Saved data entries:
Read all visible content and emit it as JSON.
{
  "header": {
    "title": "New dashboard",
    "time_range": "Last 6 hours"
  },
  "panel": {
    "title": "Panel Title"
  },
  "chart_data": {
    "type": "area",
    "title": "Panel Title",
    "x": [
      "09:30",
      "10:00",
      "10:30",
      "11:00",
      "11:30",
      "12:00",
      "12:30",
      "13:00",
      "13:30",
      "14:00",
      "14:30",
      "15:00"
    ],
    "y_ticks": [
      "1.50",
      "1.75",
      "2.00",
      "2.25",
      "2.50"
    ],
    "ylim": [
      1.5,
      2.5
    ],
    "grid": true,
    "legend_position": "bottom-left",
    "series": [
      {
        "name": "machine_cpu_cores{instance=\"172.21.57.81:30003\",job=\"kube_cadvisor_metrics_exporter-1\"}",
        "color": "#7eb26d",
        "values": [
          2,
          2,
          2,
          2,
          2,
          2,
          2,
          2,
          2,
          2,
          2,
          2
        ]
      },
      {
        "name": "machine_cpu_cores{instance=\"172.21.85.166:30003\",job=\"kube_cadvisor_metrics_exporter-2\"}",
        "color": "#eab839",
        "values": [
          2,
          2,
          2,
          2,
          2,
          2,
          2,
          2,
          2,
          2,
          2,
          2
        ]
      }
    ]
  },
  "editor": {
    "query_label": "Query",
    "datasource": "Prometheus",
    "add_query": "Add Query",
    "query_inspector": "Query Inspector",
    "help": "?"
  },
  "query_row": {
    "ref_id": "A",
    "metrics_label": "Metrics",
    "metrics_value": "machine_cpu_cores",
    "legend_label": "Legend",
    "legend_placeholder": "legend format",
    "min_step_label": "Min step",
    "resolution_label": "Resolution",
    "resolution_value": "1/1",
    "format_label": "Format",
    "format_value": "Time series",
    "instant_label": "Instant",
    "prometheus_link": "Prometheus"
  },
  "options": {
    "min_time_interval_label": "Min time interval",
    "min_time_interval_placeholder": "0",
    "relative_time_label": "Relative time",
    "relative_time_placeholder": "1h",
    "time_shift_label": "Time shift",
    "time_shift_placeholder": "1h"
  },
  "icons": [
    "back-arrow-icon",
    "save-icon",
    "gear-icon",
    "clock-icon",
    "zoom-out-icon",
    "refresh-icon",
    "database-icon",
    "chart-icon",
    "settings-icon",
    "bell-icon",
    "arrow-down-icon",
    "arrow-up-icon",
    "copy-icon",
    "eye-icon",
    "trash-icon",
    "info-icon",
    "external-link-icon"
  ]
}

§ **Work to complete**: Set down every record above exactly as given.

§ **Answer to the task**:
Read all visible content and emit it as JSON.
{
  "header": {
    "title": "New dashboard",
    "time_range": "Last 6 hours"
  },
  "panel": {
    "title": "Panel Title"
  },
  "chart_data": {
    "type": "area",
    "title": "Panel Title",
    "x": [
      "09:30",
      "10:00",
      "10:30",
      "11:00",
      "11:30",
      "12:00",
      "12:30",
      "13:00",
      "13:30",
      "14:00",
      "14:30",
      "15:00"
    ],
    "y_ticks": [
      "1.50",
      "1.75",
      "2.00",
      "2.25",
      "2.50"
    ],
    "ylim": [
      1.5,
      2.5
    ],
    "grid": true,
    "legend_position": "bottom-left",
    "series": [
      {
        "name": "machine_cpu_cores{instance=\"172.21.57.81:30003\",job=\"kube_cadvisor_metrics_exporter-1\"}",
        "color": "#7eb26d",
        "values": [
          2,
          2,
          2,
          2,
          2,
          2,
          2,
          2,
          2,
          2,
          2,
          2
        ]
      },
      {
        "name": "machine_cpu_cores{instance=\"172.21.85.166:30003\",job=\"kube_cadvisor_metrics_exporter-2\"}",
        "color": "#eab839",
        "values": [
          2,
          2,
          2,
          2,
          2,
          2,
          2,
          2,
          2,
          2,
          2,
          2
        ]
      }
    ]
  },
  "editor": {
    "query_label": "Query",
    "datasource": "Prometheus",
    "add_query": "Add Query",
    "query_inspector": "Query Inspector",
    "help": "?"
  },
  "query_row": {
    "ref_id": "A",
    "metrics_label": "Metrics",
    "metrics_value": "machine_cpu_cores",
    "legend_label": "Legend",
    "legend_placeholder": "legend format",
    "min_step_label": "Min step",
    "resolution_label": "Resolution",
    "resolution_value": "1/1",
    "format_label": "Format",
    "format_value": "Time series",
    "instant_label": "Instant",
    "prometheus_link": "Prometheus"
  },
  "options": {
    "min_time_interval_label": "Min time interval",
    "min_time_interval_placeholder": "0",
    "relative_time_label": "Relative time",
    "relative_time_placeholder": "1h",
    "time_shift_label": "Time shift",
    "time_shift_placeholder": "1h"
  },
  "icons": [
    "back-arrow-icon",
    "save-icon",
    "gear-icon",
    "clock-icon",
    "zoom-out-icon",
    "refresh-icon",
    "database-icon",
    "chart-icon",
    "settings-icon",
    "bell-icon",
    "arrow-down-icon",
    "arrow-up-icon",
    "copy-icon",
    "eye-icon",
    "trash-icon",
    "info-icon",
    "external-link-icon"
  ]
}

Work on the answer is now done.